There are different ways to install Crossdata depending of your necessities. One way is using maven:
> mvn clean package -Ppackage
and it could be packaged with hive dependencies too:
> mvn clean package -Ppackage -Phive
You can build a Spark Distribution with Crossdata libraries running the make-distribution-crossdata script:
> cd scripts > ./make-distribution-crossdata.sh
- This will build Spark with the following options:
- Spark-1.5.1/hadoop2.6
- Crossdata shell
- And all available Crossdata providers
For others options run ./make-distribution-crossdata.sh --help
To run Crossdata in a standalone mode, it's necessary to install Crossdata using the make-distribution-crossdata script first. Once Crossdata is installed, just run this:
> bin/stratio-xd-shell --cassandra --mongodb
This example register the existent table "students" of the Cassandra keyspace "highschool" that has a few rows inserted. Once the table is registered then execute a query by the native way:
>xdContext.sql("CREATE TEMPORARY TABLE students USING com.stratio.crossdata.sql.sources.cassandra OPTIONS (keyspace 'highschool', table 'students', cluster 'students', pushdown 'true', spark_cassandra_connection_host '127.0.0.1')") >xdContext.sql("SELECT * FROM students").collect()

• DATA TO EXAMINE:
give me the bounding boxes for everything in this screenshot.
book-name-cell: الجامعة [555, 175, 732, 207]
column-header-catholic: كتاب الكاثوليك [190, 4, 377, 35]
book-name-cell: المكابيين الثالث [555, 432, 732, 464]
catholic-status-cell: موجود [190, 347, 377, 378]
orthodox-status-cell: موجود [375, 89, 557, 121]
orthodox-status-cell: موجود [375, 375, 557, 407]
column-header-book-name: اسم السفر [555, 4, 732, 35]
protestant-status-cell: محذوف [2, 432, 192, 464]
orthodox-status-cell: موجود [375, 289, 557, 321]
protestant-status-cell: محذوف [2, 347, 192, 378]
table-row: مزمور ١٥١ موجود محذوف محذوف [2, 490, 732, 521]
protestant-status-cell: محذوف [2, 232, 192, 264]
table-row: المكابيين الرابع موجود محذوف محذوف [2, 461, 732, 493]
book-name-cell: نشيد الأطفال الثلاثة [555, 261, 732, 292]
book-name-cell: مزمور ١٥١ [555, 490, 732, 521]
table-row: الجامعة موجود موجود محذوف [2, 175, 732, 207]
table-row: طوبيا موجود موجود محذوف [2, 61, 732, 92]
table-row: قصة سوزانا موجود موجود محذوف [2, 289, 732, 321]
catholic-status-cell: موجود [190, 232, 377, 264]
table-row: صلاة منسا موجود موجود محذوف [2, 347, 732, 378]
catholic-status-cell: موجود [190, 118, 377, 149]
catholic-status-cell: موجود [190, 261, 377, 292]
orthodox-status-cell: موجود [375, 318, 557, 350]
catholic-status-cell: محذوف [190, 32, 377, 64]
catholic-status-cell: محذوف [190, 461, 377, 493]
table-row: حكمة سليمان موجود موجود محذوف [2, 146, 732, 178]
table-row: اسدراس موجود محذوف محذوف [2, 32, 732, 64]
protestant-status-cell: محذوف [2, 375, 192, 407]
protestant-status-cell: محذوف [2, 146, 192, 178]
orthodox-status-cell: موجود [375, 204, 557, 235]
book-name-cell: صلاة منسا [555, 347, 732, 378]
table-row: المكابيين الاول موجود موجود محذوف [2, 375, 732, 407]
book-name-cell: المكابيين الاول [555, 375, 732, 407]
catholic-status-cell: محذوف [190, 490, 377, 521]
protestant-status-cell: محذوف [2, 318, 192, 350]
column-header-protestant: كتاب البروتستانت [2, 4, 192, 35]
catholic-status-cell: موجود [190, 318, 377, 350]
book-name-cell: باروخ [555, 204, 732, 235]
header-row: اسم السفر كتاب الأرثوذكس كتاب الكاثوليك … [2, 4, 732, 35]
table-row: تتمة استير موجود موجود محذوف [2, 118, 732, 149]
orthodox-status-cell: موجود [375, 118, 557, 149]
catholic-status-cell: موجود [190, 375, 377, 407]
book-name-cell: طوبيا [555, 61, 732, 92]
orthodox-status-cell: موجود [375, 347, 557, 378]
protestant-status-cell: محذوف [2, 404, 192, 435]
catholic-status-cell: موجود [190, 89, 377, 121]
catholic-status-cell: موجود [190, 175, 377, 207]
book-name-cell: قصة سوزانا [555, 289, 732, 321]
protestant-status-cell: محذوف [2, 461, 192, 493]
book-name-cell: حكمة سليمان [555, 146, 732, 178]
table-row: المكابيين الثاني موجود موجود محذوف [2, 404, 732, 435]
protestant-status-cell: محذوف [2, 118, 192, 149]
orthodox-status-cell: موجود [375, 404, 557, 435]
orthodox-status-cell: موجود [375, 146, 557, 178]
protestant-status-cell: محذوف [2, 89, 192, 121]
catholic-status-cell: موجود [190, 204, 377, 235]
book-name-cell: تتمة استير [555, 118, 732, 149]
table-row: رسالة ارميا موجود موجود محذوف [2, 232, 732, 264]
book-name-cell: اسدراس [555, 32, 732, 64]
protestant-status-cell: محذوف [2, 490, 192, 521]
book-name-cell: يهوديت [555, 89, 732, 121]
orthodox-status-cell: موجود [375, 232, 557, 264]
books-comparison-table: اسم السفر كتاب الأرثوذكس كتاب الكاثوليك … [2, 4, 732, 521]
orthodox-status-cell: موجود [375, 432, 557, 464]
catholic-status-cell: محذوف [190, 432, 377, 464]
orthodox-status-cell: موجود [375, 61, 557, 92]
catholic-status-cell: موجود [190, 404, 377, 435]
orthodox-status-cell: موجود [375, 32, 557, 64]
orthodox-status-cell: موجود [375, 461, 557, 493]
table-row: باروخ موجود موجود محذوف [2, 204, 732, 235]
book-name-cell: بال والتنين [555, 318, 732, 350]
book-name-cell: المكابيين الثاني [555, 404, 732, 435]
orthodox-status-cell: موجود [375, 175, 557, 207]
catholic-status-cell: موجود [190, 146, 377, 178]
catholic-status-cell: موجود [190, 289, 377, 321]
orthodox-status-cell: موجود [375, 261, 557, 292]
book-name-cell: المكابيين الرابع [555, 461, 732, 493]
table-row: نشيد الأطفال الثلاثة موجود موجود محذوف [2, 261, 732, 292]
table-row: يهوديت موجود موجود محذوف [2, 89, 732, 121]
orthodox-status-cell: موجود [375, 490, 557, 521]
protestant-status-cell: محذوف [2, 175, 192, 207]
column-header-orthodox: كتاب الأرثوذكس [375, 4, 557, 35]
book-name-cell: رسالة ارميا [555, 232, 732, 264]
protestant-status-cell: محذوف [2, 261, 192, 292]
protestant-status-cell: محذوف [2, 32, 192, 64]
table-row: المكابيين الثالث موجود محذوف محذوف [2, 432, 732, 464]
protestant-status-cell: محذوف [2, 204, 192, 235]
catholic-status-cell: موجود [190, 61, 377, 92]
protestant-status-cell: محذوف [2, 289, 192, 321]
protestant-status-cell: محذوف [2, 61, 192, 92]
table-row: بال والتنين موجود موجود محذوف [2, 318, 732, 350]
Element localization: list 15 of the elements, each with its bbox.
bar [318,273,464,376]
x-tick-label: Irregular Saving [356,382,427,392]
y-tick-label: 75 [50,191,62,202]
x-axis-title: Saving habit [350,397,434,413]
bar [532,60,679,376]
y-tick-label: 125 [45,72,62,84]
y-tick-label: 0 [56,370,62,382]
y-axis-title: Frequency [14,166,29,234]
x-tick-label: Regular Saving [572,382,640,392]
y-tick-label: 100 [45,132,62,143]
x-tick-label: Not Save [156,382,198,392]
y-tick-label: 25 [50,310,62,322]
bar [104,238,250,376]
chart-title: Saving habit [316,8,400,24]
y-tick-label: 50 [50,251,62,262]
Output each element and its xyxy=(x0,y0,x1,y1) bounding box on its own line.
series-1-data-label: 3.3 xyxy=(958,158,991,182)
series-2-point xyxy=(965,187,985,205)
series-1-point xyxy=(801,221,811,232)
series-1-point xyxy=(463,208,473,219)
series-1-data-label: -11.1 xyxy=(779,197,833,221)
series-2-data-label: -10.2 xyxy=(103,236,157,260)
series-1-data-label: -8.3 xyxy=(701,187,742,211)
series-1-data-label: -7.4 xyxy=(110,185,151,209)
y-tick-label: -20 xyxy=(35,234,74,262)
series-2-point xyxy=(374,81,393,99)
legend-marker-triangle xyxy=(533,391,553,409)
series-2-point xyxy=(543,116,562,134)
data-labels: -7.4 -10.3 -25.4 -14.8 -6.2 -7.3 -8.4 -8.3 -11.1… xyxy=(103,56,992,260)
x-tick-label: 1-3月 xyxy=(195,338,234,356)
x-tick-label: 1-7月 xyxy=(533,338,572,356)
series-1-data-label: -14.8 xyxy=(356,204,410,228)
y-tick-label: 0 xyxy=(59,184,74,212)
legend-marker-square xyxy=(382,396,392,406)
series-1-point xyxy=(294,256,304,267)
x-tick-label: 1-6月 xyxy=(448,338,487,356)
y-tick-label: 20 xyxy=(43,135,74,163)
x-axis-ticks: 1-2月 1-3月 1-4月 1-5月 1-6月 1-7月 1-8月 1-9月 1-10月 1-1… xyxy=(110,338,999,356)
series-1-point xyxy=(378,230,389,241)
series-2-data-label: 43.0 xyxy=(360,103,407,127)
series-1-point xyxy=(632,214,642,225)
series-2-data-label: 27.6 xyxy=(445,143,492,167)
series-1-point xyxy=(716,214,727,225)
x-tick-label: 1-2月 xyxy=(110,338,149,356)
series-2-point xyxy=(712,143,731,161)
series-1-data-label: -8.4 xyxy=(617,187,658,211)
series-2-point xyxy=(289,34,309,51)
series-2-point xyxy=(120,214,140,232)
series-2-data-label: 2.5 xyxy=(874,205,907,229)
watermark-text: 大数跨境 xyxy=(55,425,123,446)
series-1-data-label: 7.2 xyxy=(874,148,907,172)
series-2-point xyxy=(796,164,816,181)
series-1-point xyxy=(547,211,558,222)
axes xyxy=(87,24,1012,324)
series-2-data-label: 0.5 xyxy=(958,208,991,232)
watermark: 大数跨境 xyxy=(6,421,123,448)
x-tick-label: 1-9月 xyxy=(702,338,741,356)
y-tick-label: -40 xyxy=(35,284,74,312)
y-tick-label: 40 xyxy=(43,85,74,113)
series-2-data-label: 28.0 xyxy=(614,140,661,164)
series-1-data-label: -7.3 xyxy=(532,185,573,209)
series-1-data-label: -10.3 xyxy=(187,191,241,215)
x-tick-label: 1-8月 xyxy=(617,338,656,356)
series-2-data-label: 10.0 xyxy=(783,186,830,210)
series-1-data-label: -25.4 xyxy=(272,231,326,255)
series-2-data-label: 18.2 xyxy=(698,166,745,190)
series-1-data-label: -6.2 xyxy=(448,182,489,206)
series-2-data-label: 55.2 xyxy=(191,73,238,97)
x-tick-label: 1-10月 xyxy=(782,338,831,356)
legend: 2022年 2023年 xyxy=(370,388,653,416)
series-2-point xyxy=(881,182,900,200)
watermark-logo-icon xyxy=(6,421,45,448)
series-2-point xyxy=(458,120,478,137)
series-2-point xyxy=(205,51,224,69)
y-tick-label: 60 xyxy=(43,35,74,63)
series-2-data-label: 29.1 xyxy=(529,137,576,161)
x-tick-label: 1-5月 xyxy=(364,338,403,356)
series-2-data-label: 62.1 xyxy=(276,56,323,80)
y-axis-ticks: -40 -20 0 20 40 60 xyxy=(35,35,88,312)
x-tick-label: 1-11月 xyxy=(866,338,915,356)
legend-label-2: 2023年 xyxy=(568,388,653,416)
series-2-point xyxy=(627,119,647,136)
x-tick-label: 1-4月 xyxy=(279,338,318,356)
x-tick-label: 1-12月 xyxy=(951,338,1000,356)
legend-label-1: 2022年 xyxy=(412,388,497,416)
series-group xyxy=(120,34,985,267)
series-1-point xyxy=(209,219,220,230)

• TASK 1:
In the Crossdata guide, what must be done before Crossdata can run in standalone mode?
• TASK 2:
Please carry the Crossdata guide on past its final command, keeping its style of short explanations followed by shell lines.

• ANSWER SPACE 1:
Crossdata must first be installed using the make-distribution-crossdata script.

• ANSWER SPACE 2:
Crossdata has a Scala/Java API driver to allow to make queries programmatically on your own projects. Before do it, please see the Configuration document
Run Crossdata Server using maven:
> mvn exec:java -pl crossdata-server -Dexec.mainClass="com.stratio.crossdata.server.CrossdataApplication"
Or it is possible to start using the server jar generated previously and server configuration file:
> java -cp crossdata-server-<version>.jar com.stratio.crossdata.server.CrossdataApplication -Dcrossdata-server.external.config.filename=[path]/server-application.conf
Now that Crossdata server is running you can use the Crossdata driver importing the jar in your own project.